Task goal = Only the number is wanted: how many lines contain "Consommation"?
— begin Data to process —
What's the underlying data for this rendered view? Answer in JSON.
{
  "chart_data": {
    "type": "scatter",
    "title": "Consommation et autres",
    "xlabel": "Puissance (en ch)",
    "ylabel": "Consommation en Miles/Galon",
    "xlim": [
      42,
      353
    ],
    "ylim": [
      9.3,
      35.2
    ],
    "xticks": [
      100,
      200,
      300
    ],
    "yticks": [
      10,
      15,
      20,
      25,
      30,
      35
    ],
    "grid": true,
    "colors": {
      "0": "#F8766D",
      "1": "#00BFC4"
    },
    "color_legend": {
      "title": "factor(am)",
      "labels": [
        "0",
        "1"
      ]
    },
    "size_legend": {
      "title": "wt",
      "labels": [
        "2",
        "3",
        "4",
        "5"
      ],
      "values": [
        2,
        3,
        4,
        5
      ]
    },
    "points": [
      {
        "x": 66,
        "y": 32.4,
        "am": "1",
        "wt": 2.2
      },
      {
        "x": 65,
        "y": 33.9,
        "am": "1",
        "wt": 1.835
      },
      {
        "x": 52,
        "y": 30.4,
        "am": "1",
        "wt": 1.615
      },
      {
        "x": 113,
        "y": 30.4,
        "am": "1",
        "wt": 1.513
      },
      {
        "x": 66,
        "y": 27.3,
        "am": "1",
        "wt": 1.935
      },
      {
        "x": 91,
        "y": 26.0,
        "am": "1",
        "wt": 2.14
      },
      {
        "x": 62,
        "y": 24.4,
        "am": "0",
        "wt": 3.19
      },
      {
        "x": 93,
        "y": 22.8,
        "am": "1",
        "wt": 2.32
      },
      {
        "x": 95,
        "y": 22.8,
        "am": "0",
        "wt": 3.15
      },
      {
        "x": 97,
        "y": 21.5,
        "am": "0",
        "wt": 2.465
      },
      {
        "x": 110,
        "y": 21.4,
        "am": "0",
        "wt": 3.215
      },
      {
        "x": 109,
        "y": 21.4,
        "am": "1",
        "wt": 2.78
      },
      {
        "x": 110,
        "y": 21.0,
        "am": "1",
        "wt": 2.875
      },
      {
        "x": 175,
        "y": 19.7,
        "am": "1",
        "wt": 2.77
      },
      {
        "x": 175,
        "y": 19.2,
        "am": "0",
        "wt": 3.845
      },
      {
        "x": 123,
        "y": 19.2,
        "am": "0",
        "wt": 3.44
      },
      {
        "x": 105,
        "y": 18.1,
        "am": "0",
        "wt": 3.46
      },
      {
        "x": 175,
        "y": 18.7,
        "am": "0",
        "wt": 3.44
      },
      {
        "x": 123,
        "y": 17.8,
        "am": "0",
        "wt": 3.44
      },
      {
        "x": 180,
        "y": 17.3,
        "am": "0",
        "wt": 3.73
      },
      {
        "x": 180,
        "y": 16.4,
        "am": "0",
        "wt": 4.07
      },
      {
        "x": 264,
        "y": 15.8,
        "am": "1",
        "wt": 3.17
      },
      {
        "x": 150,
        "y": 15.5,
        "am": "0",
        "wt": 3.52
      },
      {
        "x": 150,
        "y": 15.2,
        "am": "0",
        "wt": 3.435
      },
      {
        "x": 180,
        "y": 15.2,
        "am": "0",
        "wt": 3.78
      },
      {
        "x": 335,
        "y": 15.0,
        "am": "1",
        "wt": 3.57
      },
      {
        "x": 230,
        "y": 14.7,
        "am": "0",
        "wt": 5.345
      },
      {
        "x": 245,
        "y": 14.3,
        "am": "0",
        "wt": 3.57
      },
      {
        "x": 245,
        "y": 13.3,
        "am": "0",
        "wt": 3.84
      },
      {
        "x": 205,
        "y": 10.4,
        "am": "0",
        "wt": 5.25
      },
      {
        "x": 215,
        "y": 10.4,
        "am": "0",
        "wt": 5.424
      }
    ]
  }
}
— end Data to process —
Answer below = 2